Stored entries:
########

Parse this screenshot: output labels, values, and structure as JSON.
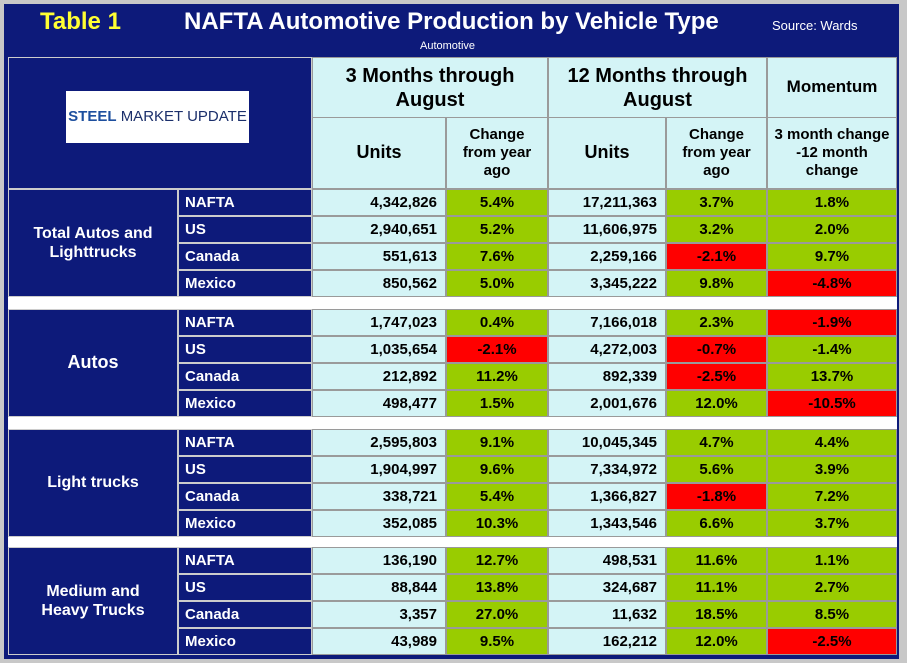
{
  "header": {
    "table_label": "Table 1",
    "title": "NAFTA Automotive Production by Vehicle Type",
    "source": "Source: Wards",
    "subtitle": "Automotive"
  },
  "logo": {
    "words": [
      "STEEL",
      "MARKET UPDATE"
    ]
  },
  "column_groups": [
    "3 Months through August",
    "12 Months through August",
    "Momentum"
  ],
  "column_headers": [
    "Units",
    "Change from year ago",
    "Units",
    "Change from year ago",
    "3 month change -12 month change"
  ],
  "groups": [
    {
      "label": "Total Autos and Lighttrucks",
      "rows": [
        {
          "region": "NAFTA",
          "cells": [
            "4,342,826",
            "5.4%",
            "17,211,363",
            "3.7%",
            "1.8%"
          ],
          "red": []
        },
        {
          "region": "US",
          "cells": [
            "2,940,651",
            "5.2%",
            "11,606,975",
            "3.2%",
            "2.0%"
          ],
          "red": []
        },
        {
          "region": "Canada",
          "cells": [
            "551,613",
            "7.6%",
            "2,259,166",
            "-2.1%",
            "9.7%"
          ],
          "red": [
            3
          ]
        },
        {
          "region": "Mexico",
          "cells": [
            "850,562",
            "5.0%",
            "3,345,222",
            "9.8%",
            "-4.8%"
          ],
          "red": [
            4
          ]
        }
      ]
    },
    {
      "label": "Autos",
      "rows": [
        {
          "region": "NAFTA",
          "cells": [
            "1,747,023",
            "0.4%",
            "7,166,018",
            "2.3%",
            "-1.9%"
          ],
          "red": [
            4
          ]
        },
        {
          "region": "US",
          "cells": [
            "1,035,654",
            "-2.1%",
            "4,272,003",
            "-0.7%",
            "-1.4%"
          ],
          "red": [
            1,
            3
          ]
        },
        {
          "region": "Canada",
          "cells": [
            "212,892",
            "11.2%",
            "892,339",
            "-2.5%",
            "13.7%"
          ],
          "red": [
            3
          ]
        },
        {
          "region": "Mexico",
          "cells": [
            "498,477",
            "1.5%",
            "2,001,676",
            "12.0%",
            "-10.5%"
          ],
          "red": [
            4
          ]
        }
      ]
    },
    {
      "label": "Light trucks",
      "rows": [
        {
          "region": "NAFTA",
          "cells": [
            "2,595,803",
            "9.1%",
            "10,045,345",
            "4.7%",
            "4.4%"
          ],
          "red": []
        },
        {
          "region": "US",
          "cells": [
            "1,904,997",
            "9.6%",
            "7,334,972",
            "5.6%",
            "3.9%"
          ],
          "red": []
        },
        {
          "region": "Canada",
          "cells": [
            "338,721",
            "5.4%",
            "1,366,827",
            "-1.8%",
            "7.2%"
          ],
          "red": [
            3
          ]
        },
        {
          "region": "Mexico",
          "cells": [
            "352,085",
            "10.3%",
            "1,343,546",
            "6.6%",
            "3.7%"
          ],
          "red": []
        }
      ]
    },
    {
      "label": "Medium and Heavy Trucks",
      "rows": [
        {
          "region": "NAFTA",
          "cells": [
            "136,190",
            "12.7%",
            "498,531",
            "11.6%",
            "1.1%"
          ],
          "red": []
        },
        {
          "region": "US",
          "cells": [
            "88,844",
            "13.8%",
            "324,687",
            "11.1%",
            "2.7%"
          ],
          "red": []
        },
        {
          "region": "Canada",
          "cells": [
            "3,357",
            "27.0%",
            "11,632",
            "18.5%",
            "8.5%"
          ],
          "red": []
        },
        {
          "region": "Mexico",
          "cells": [
            "43,989",
            "9.5%",
            "162,212",
            "12.0%",
            "-2.5%"
          ],
          "red": [
            4
          ]
        }
      ]
    }
  ]
}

########

- Objective -
Among the lines of the material above, how many include the string "Months"? Report only that number.

- Correct result -
2